#### Exercise brief
Select each line where the word "title" appears.

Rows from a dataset

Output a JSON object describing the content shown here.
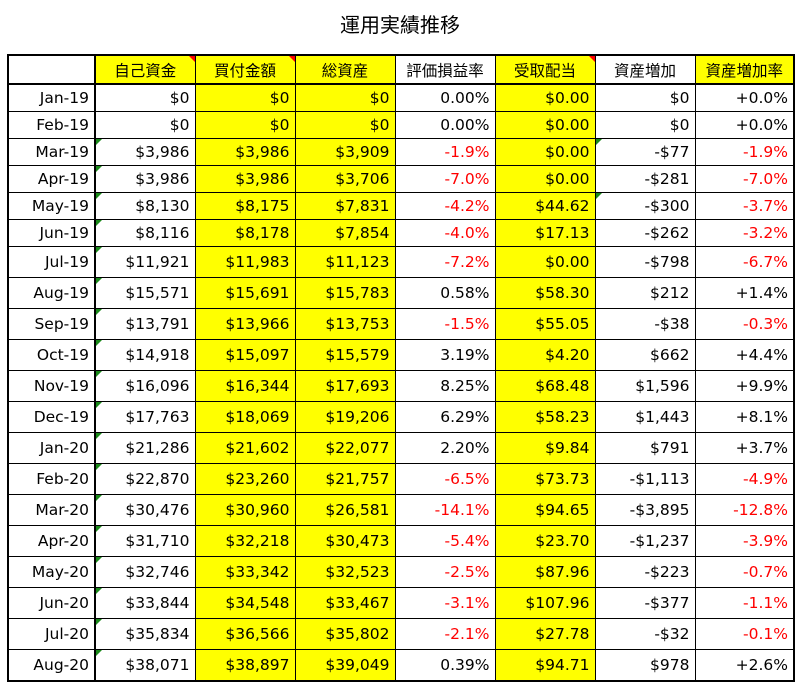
{
  "title": "運用実績推移",
  "columns": [
    "自己資金",
    "買付金額",
    "総資産",
    "評価損益率",
    "受取配当",
    "資産増加",
    "資産増加率"
  ],
  "rows": [
    {
      "date": "Jan-19",
      "own": "$0",
      "buy": "$0",
      "total": "$0",
      "rate": "0.00%",
      "div": "$0.00",
      "inc": "$0",
      "incr": "+0.0%",
      "tall": false
    },
    {
      "date": "Feb-19",
      "own": "$0",
      "buy": "$0",
      "total": "$0",
      "rate": "0.00%",
      "div": "$0.00",
      "inc": "$0",
      "incr": "+0.0%",
      "tall": false
    },
    {
      "date": "Mar-19",
      "own": "$3,986",
      "buy": "$3,986",
      "total": "$3,909",
      "rate": "-1.9%",
      "div": "$0.00",
      "inc": "-$77",
      "incr": "-1.9%",
      "tall": false
    },
    {
      "date": "Apr-19",
      "own": "$3,986",
      "buy": "$3,986",
      "total": "$3,706",
      "rate": "-7.0%",
      "div": "$0.00",
      "inc": "-$281",
      "incr": "-7.0%",
      "tall": false
    },
    {
      "date": "May-19",
      "own": "$8,130",
      "buy": "$8,175",
      "total": "$7,831",
      "rate": "-4.2%",
      "div": "$44.62",
      "inc": "-$300",
      "incr": "-3.7%",
      "tall": false
    },
    {
      "date": "Jun-19",
      "own": "$8,116",
      "buy": "$8,178",
      "total": "$7,854",
      "rate": "-4.0%",
      "div": "$17.13",
      "inc": "-$262",
      "incr": "-3.2%",
      "tall": false
    },
    {
      "date": "Jul-19",
      "own": "$11,921",
      "buy": "$11,983",
      "total": "$11,123",
      "rate": "-7.2%",
      "div": "$0.00",
      "inc": "-$798",
      "incr": "-6.7%",
      "tall": true
    },
    {
      "date": "Aug-19",
      "own": "$15,571",
      "buy": "$15,691",
      "total": "$15,783",
      "rate": "0.58%",
      "div": "$58.30",
      "inc": "$212",
      "incr": "+1.4%",
      "tall": true
    },
    {
      "date": "Sep-19",
      "own": "$13,791",
      "buy": "$13,966",
      "total": "$13,753",
      "rate": "-1.5%",
      "div": "$55.05",
      "inc": "-$38",
      "incr": "-0.3%",
      "tall": true
    },
    {
      "date": "Oct-19",
      "own": "$14,918",
      "buy": "$15,097",
      "total": "$15,579",
      "rate": "3.19%",
      "div": "$4.20",
      "inc": "$662",
      "incr": "+4.4%",
      "tall": true
    },
    {
      "date": "Nov-19",
      "own": "$16,096",
      "buy": "$16,344",
      "total": "$17,693",
      "rate": "8.25%",
      "div": "$68.48",
      "inc": "$1,596",
      "incr": "+9.9%",
      "tall": true
    },
    {
      "date": "Dec-19",
      "own": "$17,763",
      "buy": "$18,069",
      "total": "$19,206",
      "rate": "6.29%",
      "div": "$58.23",
      "inc": "$1,443",
      "incr": "+8.1%",
      "tall": true
    },
    {
      "date": "Jan-20",
      "own": "$21,286",
      "buy": "$21,602",
      "total": "$22,077",
      "rate": "2.20%",
      "div": "$9.84",
      "inc": "$791",
      "incr": "+3.7%",
      "tall": true
    },
    {
      "date": "Feb-20",
      "own": "$22,870",
      "buy": "$23,260",
      "total": "$21,757",
      "rate": "-6.5%",
      "div": "$73.73",
      "inc": "-$1,113",
      "incr": "-4.9%",
      "tall": true
    },
    {
      "date": "Mar-20",
      "own": "$30,476",
      "buy": "$30,960",
      "total": "$26,581",
      "rate": "-14.1%",
      "div": "$94.65",
      "inc": "-$3,895",
      "incr": "-12.8%",
      "tall": true
    },
    {
      "date": "Apr-20",
      "own": "$31,710",
      "buy": "$32,218",
      "total": "$30,473",
      "rate": "-5.4%",
      "div": "$23.70",
      "inc": "-$1,237",
      "incr": "-3.9%",
      "tall": true
    },
    {
      "date": "May-20",
      "own": "$32,746",
      "buy": "$33,342",
      "total": "$32,523",
      "rate": "-2.5%",
      "div": "$87.96",
      "inc": "-$223",
      "incr": "-0.7%",
      "tall": true
    },
    {
      "date": "Jun-20",
      "own": "$33,844",
      "buy": "$34,548",
      "total": "$33,467",
      "rate": "-3.1%",
      "div": "$107.96",
      "inc": "-$377",
      "incr": "-1.1%",
      "tall": true
    },
    {
      "date": "Jul-20",
      "own": "$35,834",
      "buy": "$36,566",
      "total": "$35,802",
      "rate": "-2.1%",
      "div": "$27.78",
      "inc": "-$32",
      "incr": "-0.1%",
      "tall": true
    },
    {
      "date": "Aug-20",
      "own": "$38,071",
      "buy": "$38,897",
      "total": "$39,049",
      "rate": "0.39%",
      "div": "$94.71",
      "inc": "$978",
      "incr": "+2.6%",
      "tall": true
    }
  ],
  "colors": {
    "highlight": "#ffff00",
    "negative": "#ff0000",
    "comment_flag": "#ff0000",
    "note_marker": "#1a8a1a"
  }
}
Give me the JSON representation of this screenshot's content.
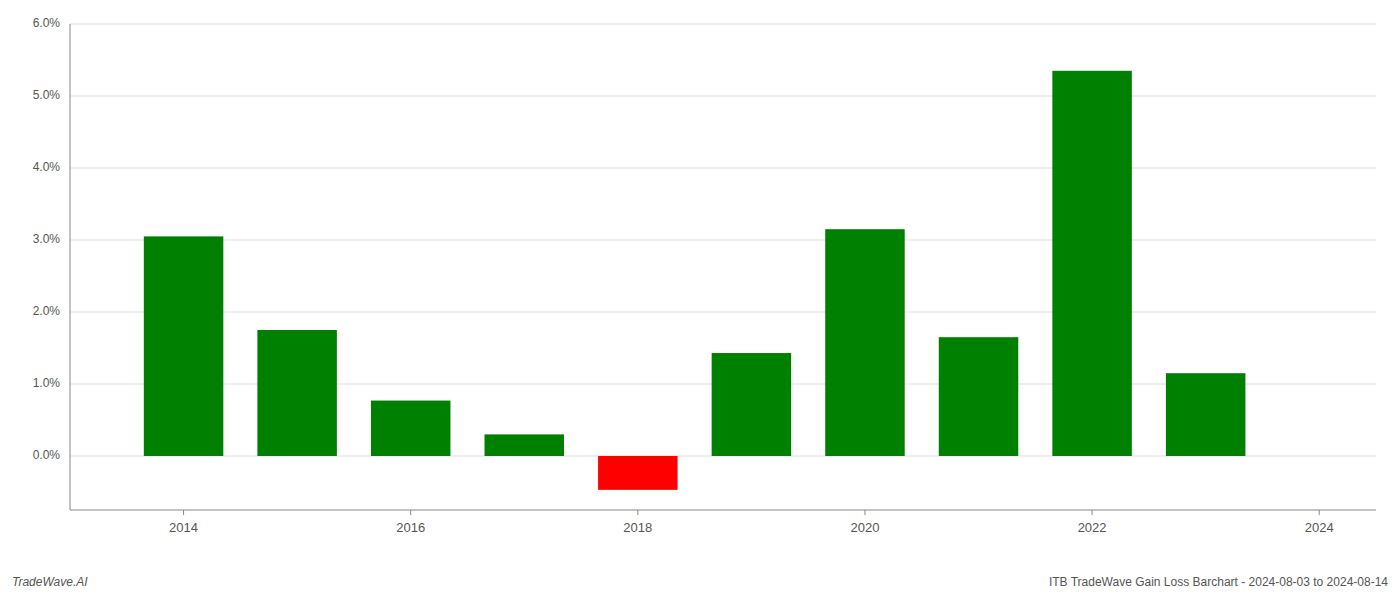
{
  "chart_data": {
    "type": "bar",
    "title": "ITB TradeWave Gain Loss Barchart - 2024-08-03 to 2024-08-14",
    "annotations": [
      "TradeWave.AI"
    ],
    "x": [
      2014,
      2015,
      2016,
      2017,
      2018,
      2019,
      2020,
      2021,
      2022,
      2023
    ],
    "values": [
      0.0305,
      0.0175,
      0.0077,
      0.003,
      -0.0047,
      0.0143,
      0.0315,
      0.0165,
      0.0535,
      0.0115
    ],
    "colors": [
      "#008000",
      "#008000",
      "#008000",
      "#008000",
      "#ff0000",
      "#008000",
      "#008000",
      "#008000",
      "#008000",
      "#008000"
    ],
    "xlim": [
      2013.0,
      2024.5
    ],
    "xticks": [
      2014,
      2016,
      2018,
      2020,
      2022,
      2024
    ],
    "ylim": [
      -0.0075,
      0.06
    ],
    "yticks": [
      {
        "value": 0,
        "label": "0.0%"
      },
      {
        "value": 0.01,
        "label": "1.0%"
      },
      {
        "value": 0.02,
        "label": "2.0%"
      },
      {
        "value": 0.03,
        "label": "3.0%"
      },
      {
        "value": 0.04,
        "label": "4.0%"
      },
      {
        "value": 0.05,
        "label": "5.0%"
      },
      {
        "value": 0.06,
        "label": "6.0%"
      }
    ],
    "grid": true
  }
}
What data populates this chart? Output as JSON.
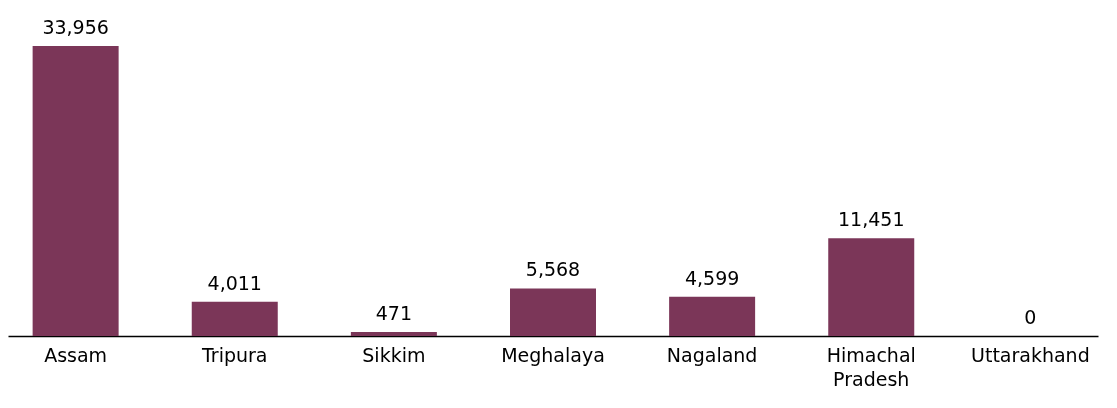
{
  "chart_data": {
    "type": "bar",
    "categories": [
      "Assam",
      "Tripura",
      "Sikkim",
      "Meghalaya",
      "Nagaland",
      "Himachal Pradesh",
      "Uttarakhand"
    ],
    "values": [
      33956,
      4011,
      471,
      5568,
      4599,
      11451,
      0
    ],
    "value_labels": [
      "33,956",
      "4,011",
      "471",
      "5,568",
      "4,599",
      "11,451",
      "0"
    ],
    "color": "#7b3658"
  }
}
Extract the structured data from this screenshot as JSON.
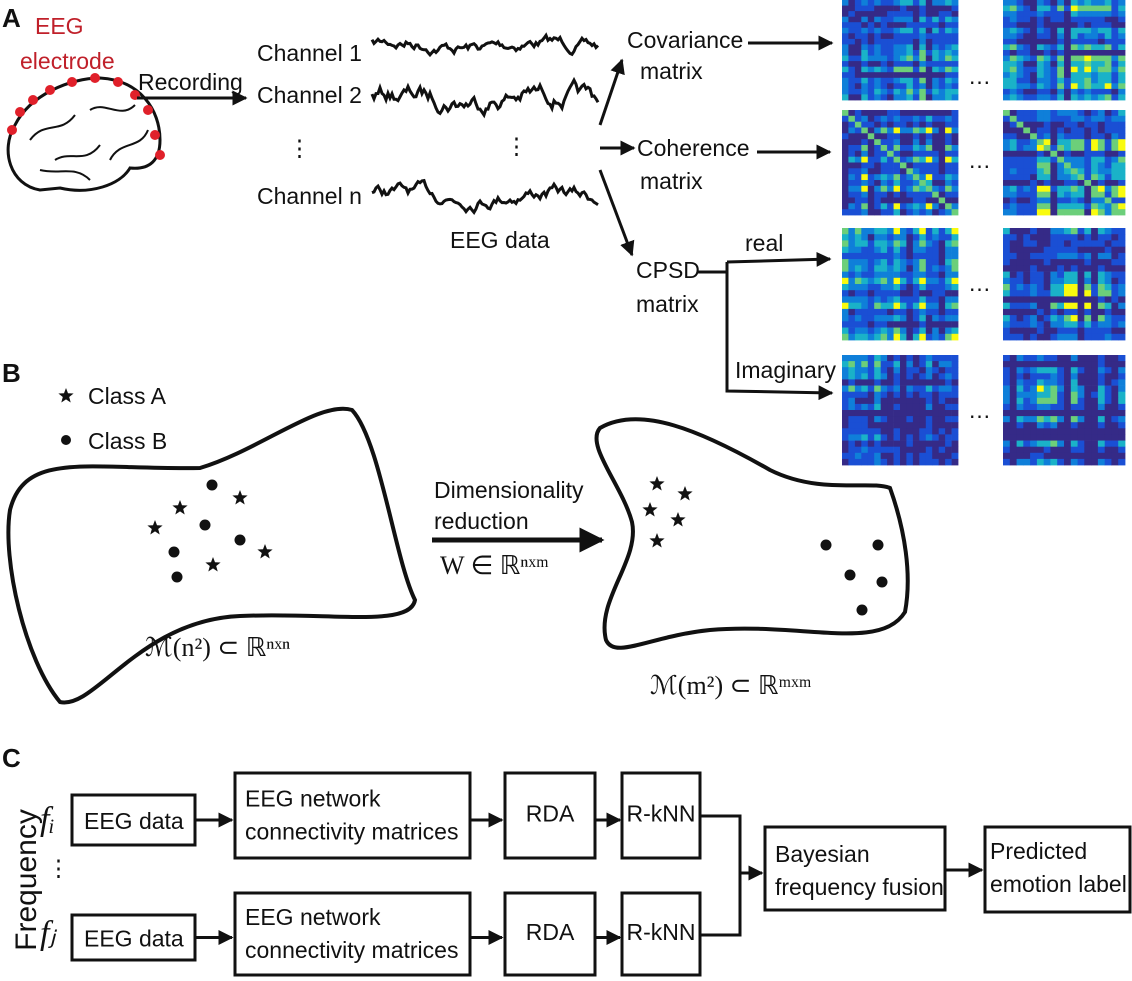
{
  "panel_a": {
    "label": "A",
    "electrode_label": [
      "EEG",
      "electrode"
    ],
    "recording": "Recording",
    "channels": [
      "Channel 1",
      "Channel 2",
      "Channel n"
    ],
    "vertical_ellipsis": "⋮",
    "eeg_data": "EEG data",
    "covariance": [
      "Covariance",
      "matrix"
    ],
    "coherence": [
      "Coherence",
      "matrix"
    ],
    "cpsd": [
      "CPSD",
      "matrix"
    ],
    "real": "real",
    "imaginary": "Imaginary",
    "ellipsis": "…"
  },
  "panel_b": {
    "label": "B",
    "legend": [
      "Class A",
      "Class B"
    ],
    "reduction": [
      "Dimensionality",
      "reduction"
    ],
    "projection": "W ∈ ℝⁿˣᵐ",
    "source_manifold": "ℳ(n²) ⊂ ℝⁿˣⁿ",
    "target_manifold": "ℳ(m²) ⊂ ℝᵐˣᵐ"
  },
  "panel_c": {
    "label": "C",
    "axis": "Frequency",
    "frequencies": [
      "fᵢ",
      "fⱼ"
    ],
    "vertical_ellipsis": "⋮",
    "rows": [
      {
        "input": "EEG data",
        "network": [
          "EEG network",
          "connectivity matrices"
        ],
        "rda": "RDA",
        "classifier": "R-kNN"
      },
      {
        "input": "EEG data",
        "network": [
          "EEG network",
          "connectivity matrices"
        ],
        "rda": "RDA",
        "classifier": "R-kNN"
      }
    ],
    "fusion": [
      "Bayesian",
      "frequency fusion"
    ],
    "output": [
      "Predicted",
      "emotion label"
    ]
  }
}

#### Finished task
  "title": "運用実績推移",
    "title": "ITB TradeWave Gain Loss Barchart - 2024-08-03 to 2024-08-14",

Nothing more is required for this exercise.